RECORDS SUPPLIED:
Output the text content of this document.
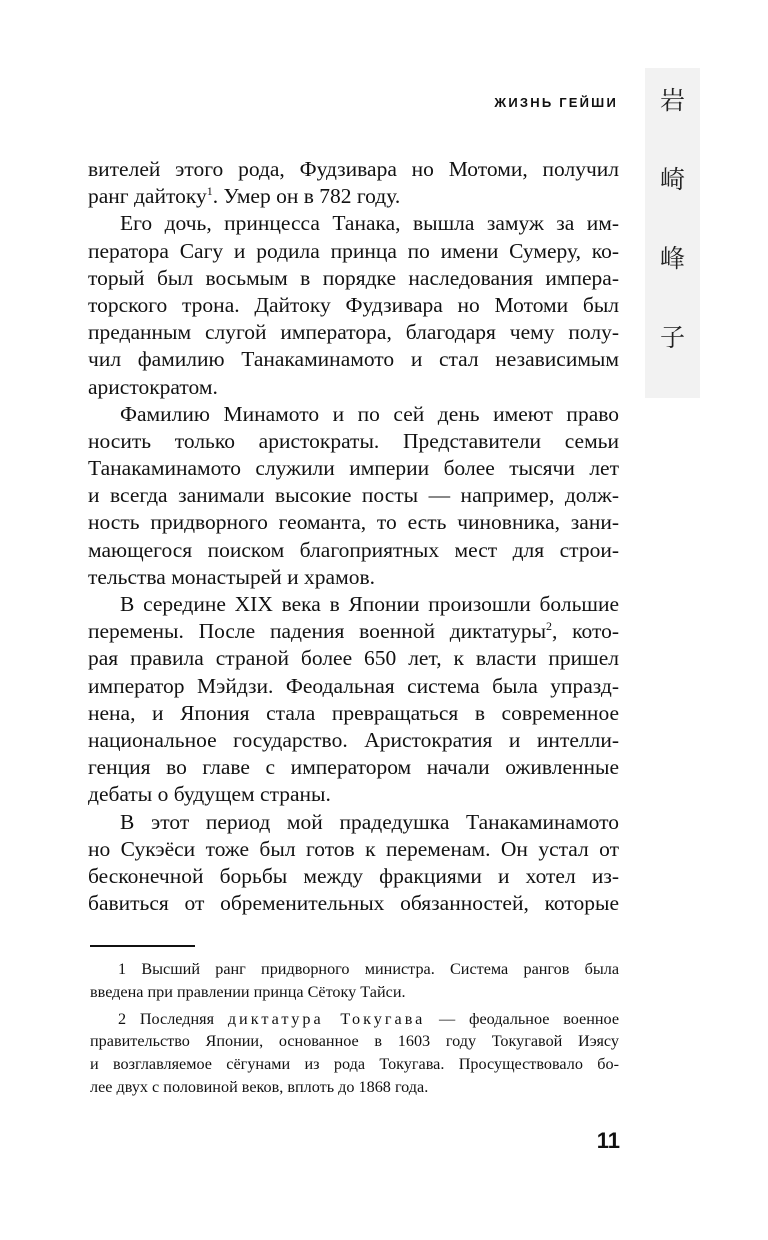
ЖИЗНЬ ГЕЙШИ	岩
崎
峰
子
вителей этого рода, Фудзивара но Мотоми, получил
ранг дайтоку$^1$. Умер он в 782 году.
Его дочь, принцесса Танака, вышла замуж за им-
ператора Сагу и родила принца по имени Сумеру, ко-
торый был восьмым в порядке наследования импера-
торского трона. Дайтоку Фудзивара но Мотоми был
преданным слугой императора, благодаря чему полу-
чил фамилию Танакаминамото и стал независимым
аристократом.
Фамилию Минамото и по сей день имеют право
носить только аристократы. Представители семьи
Танакаминамото служили империи более тысячи лет
и всегда занимали высокие посты — например, долж-
ность придворного геоманта, то есть чиновника, зани-
мающегося поиском благоприятных мест для строи-
тельства монастырей и храмов.
В середине XIX века в Японии произошли большие
перемены. После падения военной диктатуры$^2$, кото-
рая правила страной более 650 лет, к власти пришел
император Мэйдзи. Феодальная система была упразд-
нена, и Япония стала превращаться в современное
национальное государство. Аристократия и интелли-
генция во главе с императором начали оживленные
дебаты о будущем страны.
В этот период мой прадедушка Танакаминамото
но Сукэёси тоже был готов к переменам. Он устал от
бесконечной борьбы между фракциями и хотел из-
бавиться от обременительных обязанностей, которые
1 Высший ранг придворного министра. Система рангов была
введена при правлении принца Сётоку Тайси.
2 Последняя диктатура Токугава — феодальное военное
правительство Японии, основанное в 1603 году Токугавой Иэясу
и возглавляемое сёгунами из рода Токугава. Просуществовало бо-
лее двух с половиной веков, вплоть до 1868 года.
11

WRITTEN INSTRUCTION:
How many lines in the records above contain the word "более"? Give only the number.

FULL RESPONSE:
2